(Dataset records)
>>>>

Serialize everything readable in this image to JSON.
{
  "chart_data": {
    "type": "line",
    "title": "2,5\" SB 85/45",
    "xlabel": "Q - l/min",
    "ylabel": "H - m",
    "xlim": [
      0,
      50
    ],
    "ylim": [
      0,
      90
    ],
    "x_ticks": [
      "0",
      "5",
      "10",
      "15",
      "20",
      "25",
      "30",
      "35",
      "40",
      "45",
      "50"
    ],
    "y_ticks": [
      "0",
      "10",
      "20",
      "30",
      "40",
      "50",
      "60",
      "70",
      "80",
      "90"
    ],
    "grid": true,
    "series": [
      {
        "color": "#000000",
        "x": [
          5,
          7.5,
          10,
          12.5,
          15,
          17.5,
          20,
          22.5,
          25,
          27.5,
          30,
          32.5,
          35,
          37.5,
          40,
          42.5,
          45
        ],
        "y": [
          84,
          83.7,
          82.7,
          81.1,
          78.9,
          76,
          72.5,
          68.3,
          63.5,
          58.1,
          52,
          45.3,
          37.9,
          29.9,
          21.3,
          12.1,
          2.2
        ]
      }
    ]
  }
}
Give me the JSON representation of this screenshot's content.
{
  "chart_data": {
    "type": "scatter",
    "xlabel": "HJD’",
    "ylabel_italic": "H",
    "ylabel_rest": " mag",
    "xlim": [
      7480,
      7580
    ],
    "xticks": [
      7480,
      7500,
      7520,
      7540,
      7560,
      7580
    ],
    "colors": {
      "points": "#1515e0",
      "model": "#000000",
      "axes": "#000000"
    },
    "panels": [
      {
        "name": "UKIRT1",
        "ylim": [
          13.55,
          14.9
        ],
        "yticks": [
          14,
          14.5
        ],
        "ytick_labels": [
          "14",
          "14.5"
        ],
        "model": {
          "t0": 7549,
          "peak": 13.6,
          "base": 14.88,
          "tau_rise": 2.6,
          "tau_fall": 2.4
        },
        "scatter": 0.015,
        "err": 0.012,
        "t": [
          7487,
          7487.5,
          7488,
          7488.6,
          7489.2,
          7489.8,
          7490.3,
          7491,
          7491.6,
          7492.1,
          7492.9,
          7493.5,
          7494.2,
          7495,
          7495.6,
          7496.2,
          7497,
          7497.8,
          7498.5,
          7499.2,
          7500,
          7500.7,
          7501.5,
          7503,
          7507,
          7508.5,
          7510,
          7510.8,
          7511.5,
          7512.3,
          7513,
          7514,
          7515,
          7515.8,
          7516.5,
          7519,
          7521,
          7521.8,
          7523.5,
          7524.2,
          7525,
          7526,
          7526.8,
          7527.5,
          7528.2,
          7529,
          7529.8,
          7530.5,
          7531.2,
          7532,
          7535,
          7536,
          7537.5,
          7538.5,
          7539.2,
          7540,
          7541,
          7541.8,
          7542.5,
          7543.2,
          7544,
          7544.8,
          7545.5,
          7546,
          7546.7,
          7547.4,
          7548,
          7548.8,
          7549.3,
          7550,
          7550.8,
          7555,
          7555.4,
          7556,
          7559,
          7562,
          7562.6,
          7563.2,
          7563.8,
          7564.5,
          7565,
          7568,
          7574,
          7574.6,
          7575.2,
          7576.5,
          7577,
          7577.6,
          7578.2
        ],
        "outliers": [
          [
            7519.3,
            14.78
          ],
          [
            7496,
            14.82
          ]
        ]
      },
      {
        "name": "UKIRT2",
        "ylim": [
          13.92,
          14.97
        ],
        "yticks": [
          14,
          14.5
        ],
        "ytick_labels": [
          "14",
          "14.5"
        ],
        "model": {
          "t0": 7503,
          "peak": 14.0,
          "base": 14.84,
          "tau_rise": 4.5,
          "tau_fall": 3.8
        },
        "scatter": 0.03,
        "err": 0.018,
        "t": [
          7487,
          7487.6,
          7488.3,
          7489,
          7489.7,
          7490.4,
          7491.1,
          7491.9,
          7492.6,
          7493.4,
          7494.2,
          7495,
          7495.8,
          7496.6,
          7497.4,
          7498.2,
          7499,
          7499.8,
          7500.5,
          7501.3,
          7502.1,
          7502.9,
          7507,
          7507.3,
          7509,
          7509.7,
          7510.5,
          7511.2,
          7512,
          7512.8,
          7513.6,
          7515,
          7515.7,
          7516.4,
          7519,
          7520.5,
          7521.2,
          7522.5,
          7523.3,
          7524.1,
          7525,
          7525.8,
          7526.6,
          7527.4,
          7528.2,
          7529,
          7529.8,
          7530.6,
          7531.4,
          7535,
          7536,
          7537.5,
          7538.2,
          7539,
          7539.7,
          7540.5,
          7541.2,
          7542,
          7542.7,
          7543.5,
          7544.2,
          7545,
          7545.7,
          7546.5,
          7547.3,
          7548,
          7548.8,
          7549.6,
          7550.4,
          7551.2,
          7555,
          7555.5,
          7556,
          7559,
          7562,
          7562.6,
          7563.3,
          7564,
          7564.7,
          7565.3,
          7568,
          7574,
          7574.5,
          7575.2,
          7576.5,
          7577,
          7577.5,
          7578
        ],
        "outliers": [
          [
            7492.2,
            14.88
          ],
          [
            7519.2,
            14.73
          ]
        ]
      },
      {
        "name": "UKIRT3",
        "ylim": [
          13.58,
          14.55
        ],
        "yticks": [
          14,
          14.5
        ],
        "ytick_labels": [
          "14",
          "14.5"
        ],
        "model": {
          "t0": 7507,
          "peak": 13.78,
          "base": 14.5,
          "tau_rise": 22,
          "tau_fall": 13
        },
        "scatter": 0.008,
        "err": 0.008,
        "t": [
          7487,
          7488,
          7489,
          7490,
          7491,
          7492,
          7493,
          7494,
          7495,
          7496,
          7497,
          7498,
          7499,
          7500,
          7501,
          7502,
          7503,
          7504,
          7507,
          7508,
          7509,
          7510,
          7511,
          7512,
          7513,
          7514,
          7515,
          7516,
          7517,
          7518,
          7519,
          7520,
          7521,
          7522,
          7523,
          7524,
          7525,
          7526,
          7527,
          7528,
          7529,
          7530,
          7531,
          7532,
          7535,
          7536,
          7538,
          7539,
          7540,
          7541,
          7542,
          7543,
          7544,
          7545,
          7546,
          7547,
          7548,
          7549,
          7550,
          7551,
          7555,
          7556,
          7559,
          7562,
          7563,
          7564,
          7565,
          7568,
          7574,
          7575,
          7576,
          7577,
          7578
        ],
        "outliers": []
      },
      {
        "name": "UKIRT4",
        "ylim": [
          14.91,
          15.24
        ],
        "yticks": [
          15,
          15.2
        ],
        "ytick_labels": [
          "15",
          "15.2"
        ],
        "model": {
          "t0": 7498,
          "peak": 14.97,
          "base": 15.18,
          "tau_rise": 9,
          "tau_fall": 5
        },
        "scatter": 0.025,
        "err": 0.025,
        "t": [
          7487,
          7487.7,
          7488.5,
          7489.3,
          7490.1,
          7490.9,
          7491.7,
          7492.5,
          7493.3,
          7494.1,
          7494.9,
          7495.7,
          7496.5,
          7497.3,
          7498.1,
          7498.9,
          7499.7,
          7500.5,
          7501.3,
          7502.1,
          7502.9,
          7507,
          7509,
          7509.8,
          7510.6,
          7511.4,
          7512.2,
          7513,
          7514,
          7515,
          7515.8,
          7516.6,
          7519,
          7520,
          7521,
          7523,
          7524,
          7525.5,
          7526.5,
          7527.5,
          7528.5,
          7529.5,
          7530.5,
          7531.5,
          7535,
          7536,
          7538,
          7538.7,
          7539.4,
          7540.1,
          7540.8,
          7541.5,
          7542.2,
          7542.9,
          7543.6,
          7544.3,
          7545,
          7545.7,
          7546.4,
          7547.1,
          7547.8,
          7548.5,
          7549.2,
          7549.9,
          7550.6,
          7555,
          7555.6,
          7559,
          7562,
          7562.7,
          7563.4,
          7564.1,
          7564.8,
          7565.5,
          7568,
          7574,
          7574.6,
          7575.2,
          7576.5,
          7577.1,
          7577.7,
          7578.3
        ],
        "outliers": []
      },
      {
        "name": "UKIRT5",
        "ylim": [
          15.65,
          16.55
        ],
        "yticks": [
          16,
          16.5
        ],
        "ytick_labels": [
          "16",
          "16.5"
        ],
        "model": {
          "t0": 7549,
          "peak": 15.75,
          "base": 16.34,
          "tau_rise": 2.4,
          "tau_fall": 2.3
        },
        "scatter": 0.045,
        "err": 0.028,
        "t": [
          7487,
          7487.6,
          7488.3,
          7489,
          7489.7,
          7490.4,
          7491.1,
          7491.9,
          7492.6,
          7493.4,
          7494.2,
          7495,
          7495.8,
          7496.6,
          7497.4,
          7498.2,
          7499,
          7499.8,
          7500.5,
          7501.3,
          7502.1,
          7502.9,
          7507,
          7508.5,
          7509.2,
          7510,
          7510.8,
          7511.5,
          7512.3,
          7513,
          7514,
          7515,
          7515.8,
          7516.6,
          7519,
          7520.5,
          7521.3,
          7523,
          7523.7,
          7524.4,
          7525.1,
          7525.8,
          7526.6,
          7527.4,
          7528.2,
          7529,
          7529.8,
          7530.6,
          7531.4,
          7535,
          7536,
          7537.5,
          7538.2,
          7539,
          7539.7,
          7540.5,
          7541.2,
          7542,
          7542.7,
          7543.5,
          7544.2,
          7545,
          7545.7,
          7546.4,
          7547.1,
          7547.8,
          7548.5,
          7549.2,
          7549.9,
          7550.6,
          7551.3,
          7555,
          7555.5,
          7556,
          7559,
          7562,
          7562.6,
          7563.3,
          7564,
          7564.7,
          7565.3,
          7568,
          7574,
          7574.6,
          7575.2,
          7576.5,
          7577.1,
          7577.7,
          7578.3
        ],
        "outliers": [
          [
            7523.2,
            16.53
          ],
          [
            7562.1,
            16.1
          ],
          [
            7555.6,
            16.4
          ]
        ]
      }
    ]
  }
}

<<<<

** TASK **
Filter the records above and return every line that holds the word "base".

** EXPECTED ANSWER **
          "base": 14.88,
          "base": 14.84,
          "base": 14.5,
          "base": 15.18,
          "base": 16.34,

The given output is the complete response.